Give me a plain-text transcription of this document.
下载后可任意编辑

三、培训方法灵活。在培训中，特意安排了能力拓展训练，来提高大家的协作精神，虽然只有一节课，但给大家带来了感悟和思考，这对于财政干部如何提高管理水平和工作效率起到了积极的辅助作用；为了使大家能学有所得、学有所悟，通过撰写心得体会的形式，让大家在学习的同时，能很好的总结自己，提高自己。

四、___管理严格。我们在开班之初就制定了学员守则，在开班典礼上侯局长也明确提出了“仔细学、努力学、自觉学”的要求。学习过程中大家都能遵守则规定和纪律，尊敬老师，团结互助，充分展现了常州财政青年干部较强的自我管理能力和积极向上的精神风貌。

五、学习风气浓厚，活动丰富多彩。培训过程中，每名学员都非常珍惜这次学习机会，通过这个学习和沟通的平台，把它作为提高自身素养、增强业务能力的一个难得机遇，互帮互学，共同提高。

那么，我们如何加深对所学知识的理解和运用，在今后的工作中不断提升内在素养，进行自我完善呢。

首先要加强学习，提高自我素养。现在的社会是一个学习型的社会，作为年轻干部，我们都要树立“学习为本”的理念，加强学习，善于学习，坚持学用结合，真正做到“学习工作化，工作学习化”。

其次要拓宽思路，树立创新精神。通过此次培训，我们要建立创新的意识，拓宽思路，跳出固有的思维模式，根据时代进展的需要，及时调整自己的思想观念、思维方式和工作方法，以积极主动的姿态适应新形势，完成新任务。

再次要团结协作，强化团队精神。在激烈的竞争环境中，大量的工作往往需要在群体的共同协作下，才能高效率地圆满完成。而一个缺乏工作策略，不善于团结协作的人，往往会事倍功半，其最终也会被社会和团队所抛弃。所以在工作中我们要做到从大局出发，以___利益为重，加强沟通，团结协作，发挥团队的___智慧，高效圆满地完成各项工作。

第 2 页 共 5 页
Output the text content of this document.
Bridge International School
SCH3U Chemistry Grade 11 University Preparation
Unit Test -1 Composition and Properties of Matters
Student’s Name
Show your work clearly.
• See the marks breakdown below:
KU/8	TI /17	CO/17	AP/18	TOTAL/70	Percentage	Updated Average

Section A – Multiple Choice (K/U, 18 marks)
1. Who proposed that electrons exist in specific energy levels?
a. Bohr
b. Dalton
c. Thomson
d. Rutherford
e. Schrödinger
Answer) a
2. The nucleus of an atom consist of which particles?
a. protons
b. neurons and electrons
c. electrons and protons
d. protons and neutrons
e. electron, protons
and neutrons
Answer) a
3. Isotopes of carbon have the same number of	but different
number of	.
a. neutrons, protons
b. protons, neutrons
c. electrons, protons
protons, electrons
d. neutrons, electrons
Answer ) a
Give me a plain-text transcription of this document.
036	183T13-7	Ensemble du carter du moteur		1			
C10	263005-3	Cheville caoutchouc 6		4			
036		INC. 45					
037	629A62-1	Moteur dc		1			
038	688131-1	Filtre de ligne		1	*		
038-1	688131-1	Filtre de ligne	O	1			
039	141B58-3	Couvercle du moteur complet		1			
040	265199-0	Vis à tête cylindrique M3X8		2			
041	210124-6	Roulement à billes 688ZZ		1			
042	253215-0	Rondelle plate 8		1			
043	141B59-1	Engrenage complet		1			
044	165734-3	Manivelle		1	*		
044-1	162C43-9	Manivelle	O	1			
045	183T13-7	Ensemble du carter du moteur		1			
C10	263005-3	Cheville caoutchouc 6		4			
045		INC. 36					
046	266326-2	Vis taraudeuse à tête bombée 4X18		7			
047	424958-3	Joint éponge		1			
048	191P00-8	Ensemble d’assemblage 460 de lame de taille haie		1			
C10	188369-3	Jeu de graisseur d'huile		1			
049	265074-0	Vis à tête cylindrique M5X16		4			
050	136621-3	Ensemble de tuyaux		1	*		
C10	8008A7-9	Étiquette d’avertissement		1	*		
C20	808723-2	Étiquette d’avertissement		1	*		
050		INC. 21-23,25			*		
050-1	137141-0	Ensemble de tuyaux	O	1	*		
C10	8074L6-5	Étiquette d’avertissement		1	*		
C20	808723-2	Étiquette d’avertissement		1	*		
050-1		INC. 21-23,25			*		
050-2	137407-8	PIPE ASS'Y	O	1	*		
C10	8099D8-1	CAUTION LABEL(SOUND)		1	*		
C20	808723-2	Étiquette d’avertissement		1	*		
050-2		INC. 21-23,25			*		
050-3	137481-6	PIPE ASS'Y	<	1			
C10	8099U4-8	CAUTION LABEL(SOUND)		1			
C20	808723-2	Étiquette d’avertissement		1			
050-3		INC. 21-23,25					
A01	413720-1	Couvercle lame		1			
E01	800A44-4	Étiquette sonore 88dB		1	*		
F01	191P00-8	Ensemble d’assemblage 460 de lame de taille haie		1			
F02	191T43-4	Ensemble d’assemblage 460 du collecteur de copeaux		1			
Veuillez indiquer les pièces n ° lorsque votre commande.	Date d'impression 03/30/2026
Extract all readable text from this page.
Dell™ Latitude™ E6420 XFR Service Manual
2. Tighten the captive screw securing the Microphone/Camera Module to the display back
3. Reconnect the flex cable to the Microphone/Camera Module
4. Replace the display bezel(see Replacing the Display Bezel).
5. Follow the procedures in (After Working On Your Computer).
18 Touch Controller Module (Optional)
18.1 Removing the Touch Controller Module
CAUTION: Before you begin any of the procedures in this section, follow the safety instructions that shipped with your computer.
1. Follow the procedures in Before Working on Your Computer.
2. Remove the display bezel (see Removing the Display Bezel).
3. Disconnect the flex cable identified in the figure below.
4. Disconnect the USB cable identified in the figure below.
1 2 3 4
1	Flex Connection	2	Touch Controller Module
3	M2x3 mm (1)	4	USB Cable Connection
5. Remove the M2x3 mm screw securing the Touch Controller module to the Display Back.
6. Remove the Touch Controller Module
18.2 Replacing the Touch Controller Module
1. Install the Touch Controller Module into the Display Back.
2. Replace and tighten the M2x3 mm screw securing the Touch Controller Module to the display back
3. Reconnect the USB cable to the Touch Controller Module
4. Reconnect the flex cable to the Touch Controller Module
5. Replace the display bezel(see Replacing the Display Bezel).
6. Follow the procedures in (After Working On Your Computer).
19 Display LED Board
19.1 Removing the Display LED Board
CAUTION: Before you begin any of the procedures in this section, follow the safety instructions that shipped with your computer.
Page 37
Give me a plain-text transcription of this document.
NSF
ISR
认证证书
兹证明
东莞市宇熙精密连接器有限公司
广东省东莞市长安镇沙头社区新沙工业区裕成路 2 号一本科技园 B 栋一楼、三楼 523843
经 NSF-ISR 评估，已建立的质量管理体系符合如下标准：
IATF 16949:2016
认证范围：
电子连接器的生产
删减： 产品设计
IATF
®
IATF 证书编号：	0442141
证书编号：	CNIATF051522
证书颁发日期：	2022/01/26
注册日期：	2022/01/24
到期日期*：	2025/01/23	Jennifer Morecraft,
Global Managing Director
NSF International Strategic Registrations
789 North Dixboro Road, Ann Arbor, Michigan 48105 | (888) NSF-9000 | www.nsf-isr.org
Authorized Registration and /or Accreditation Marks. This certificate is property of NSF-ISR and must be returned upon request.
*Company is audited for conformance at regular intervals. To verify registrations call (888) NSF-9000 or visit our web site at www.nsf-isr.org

What is required: Retype each record exactly, leaving nothing out.

Complete response:
Give me a plain-text transcription of this document.
下载后可任意编辑

三、培训方法灵活。在培训中，特意安排了能力拓展训练，来提高大家的协作精神，虽然只有一节课，但给大家带来了感悟和思考，这对于财政干部如何提高管理水平和工作效率起到了积极的辅助作用；为了使大家能学有所得、学有所悟，通过撰写心得体会的形式，让大家在学习的同时，能很好的总结自己，提高自己。

四、___管理严格。我们在开班之初就制定了学员守则，在开班典礼上侯局长也明确提出了“仔细学、努力学、自觉学”的要求。学习过程中大家都能遵守则规定和纪律，尊敬老师，团结互助，充分展现了常州财政青年干部较强的自我管理能力和积极向上的精神风貌。

五、学习风气浓厚，活动丰富多彩。培训过程中，每名学员都非常珍惜这次学习机会，通过这个学习和沟通的平台，把它作为提高自身素养、增强业务能力的一个难得机遇，互帮互学，共同提高。

那么，我们如何加深对所学知识的理解和运用，在今后的工作中不断提升内在素养，进行自我完善呢。

首先要加强学习，提高自我素养。现在的社会是一个学习型的社会，作为年轻干部，我们都要树立“学习为本”的理念，加强学习，善于学习，坚持学用结合，真正做到“学习工作化，工作学习化”。

其次要拓宽思路，树立创新精神。通过此次培训，我们要建立创新的意识，拓宽思路，跳出固有的思维模式，根据时代进展的需要，及时调整自己的思想观念、思维方式和工作方法，以积极主动的姿态适应新形势，完成新任务。

再次要团结协作，强化团队精神。在激烈的竞争环境中，大量的工作往往需要在群体的共同协作下，才能高效率地圆满完成。而一个缺乏工作策略，不善于团结协作的人，往往会事倍功半，其最终也会被社会和团队所抛弃。所以在工作中我们要做到从大局出发，以___利益为重，加强沟通，团结协作，发挥团队的___智慧，高效圆满地完成各项工作。

第 2 页 共 5 页
Output the text content of this document.
Bridge International School
SCH3U Chemistry Grade 11 University Preparation
Unit Test -1 Composition and Properties of Matters
Student’s Name
Show your work clearly.
• See the marks breakdown below:
KU/8	TI /17	CO/17	AP/18	TOTAL/70	Percentage	Updated Average

Section A – Multiple Choice (K/U, 18 marks)
1. Who proposed that electrons exist in specific energy levels?
a. Bohr
b. Dalton
c. Thomson
d. Rutherford
e. Schrödinger
Answer) a
2. The nucleus of an atom consist of which particles?
a. protons
b. neurons and electrons
c. electrons and protons
d. protons and neutrons
e. electron, protons
and neutrons
Answer) a
3. Isotopes of carbon have the same number of	but different
number of	.
a. neutrons, protons
b. protons, neutrons
c. electrons, protons
protons, electrons
d. neutrons, electrons
Answer ) a
Give me a plain-text transcription of this document.
036	183T13-7	Ensemble du carter du moteur		1			
C10	263005-3	Cheville caoutchouc 6		4			
036		INC. 45					
037	629A62-1	Moteur dc		1			
038	688131-1	Filtre de ligne		1	*		
038-1	688131-1	Filtre de ligne	O	1			
039	141B58-3	Couvercle du moteur complet		1			
040	265199-0	Vis à tête cylindrique M3X8		2			
041	210124-6	Roulement à billes 688ZZ		1			
042	253215-0	Rondelle plate 8		1			
043	141B59-1	Engrenage complet		1			
044	165734-3	Manivelle		1	*		
044-1	162C43-9	Manivelle	O	1			
045	183T13-7	Ensemble du carter du moteur		1			
C10	263005-3	Cheville caoutchouc 6		4			
045		INC. 36					
046	266326-2	Vis taraudeuse à tête bombée 4X18		7			
047	424958-3	Joint éponge		1			
048	191P00-8	Ensemble d’assemblage 460 de lame de taille haie		1			
C10	188369-3	Jeu de graisseur d'huile		1			
049	265074-0	Vis à tête cylindrique M5X16		4			
050	136621-3	Ensemble de tuyaux		1	*		
C10	8008A7-9	Étiquette d’avertissement		1	*		
C20	808723-2	Étiquette d’avertissement		1	*		
050		INC. 21-23,25			*		
050-1	137141-0	Ensemble de tuyaux	O	1	*		
C10	8074L6-5	Étiquette d’avertissement		1	*		
C20	808723-2	Étiquette d’avertissement		1	*		
050-1		INC. 21-23,25			*		
050-2	137407-8	PIPE ASS'Y	O	1	*		
C10	8099D8-1	CAUTION LABEL(SOUND)		1	*		
C20	808723-2	Étiquette d’avertissement		1	*		
050-2		INC. 21-23,25			*		
050-3	137481-6	PIPE ASS'Y	<	1			
C10	8099U4-8	CAUTION LABEL(SOUND)		1			
C20	808723-2	Étiquette d’avertissement		1			
050-3		INC. 21-23,25					
A01	413720-1	Couvercle lame		1			
E01	800A44-4	Étiquette sonore 88dB		1	*		
F01	191P00-8	Ensemble d’assemblage 460 de lame de taille haie		1			
F02	191T43-4	Ensemble d’assemblage 460 du collecteur de copeaux		1			
Veuillez indiquer les pièces n ° lorsque votre commande.	Date d'impression 03/30/2026
Extract all readable text from this page.
Dell™ Latitude™ E6420 XFR Service Manual
2. Tighten the captive screw securing the Microphone/Camera Module to the display back
3. Reconnect the flex cable to the Microphone/Camera Module
4. Replace the display bezel(see Replacing the Display Bezel).
5. Follow the procedures in (After Working On Your Computer).
18 Touch Controller Module (Optional)
18.1 Removing the Touch Controller Module
CAUTION: Before you begin any of the procedures in this section, follow the safety instructions that shipped with your computer.
1. Follow the procedures in Before Working on Your Computer.
2. Remove the display bezel (see Removing the Display Bezel).
3. Disconnect the flex cable identified in the figure below.
4. Disconnect the USB cable identified in the figure below.
1 2 3 4
1	Flex Connection	2	Touch Controller Module
3	M2x3 mm (1)	4	USB Cable Connection
5. Remove the M2x3 mm screw securing the Touch Controller module to the Display Back.
6. Remove the Touch Controller Module
18.2 Replacing the Touch Controller Module
1. Install the Touch Controller Module into the Display Back.
2. Replace and tighten the M2x3 mm screw securing the Touch Controller Module to the display back
3. Reconnect the USB cable to the Touch Controller Module
4. Reconnect the flex cable to the Touch Controller Module
5. Replace the display bezel(see Replacing the Display Bezel).
6. Follow the procedures in (After Working On Your Computer).
19 Display LED Board
19.1 Removing the Display LED Board
CAUTION: Before you begin any of the procedures in this section, follow the safety instructions that shipped with your computer.
Page 37
Give me a plain-text transcription of this document.
NSF
ISR
认证证书
兹证明
东莞市宇熙精密连接器有限公司
广东省东莞市长安镇沙头社区新沙工业区裕成路 2 号一本科技园 B 栋一楼、三楼 523843
经 NSF-ISR 评估，已建立的质量管理体系符合如下标准：
IATF 16949:2016
认证范围：
电子连接器的生产
删减： 产品设计
IATF
®
IATF 证书编号：	0442141
证书编号：	CNIATF051522
证书颁发日期：	2022/01/26
注册日期：	2022/01/24
到期日期*：	2025/01/23	Jennifer Morecraft,
Global Managing Director
NSF International Strategic Registrations
789 North Dixboro Road, Ann Arbor, Michigan 48105 | (888) NSF-9000 | www.nsf-isr.org
Authorized Registration and /or Accreditation Marks. This certificate is property of NSF-ISR and must be returned upon request.
*Company is audited for conformance at regular intervals. To verify registrations call (888) NSF-9000 or visit our web site at www.nsf-isr.org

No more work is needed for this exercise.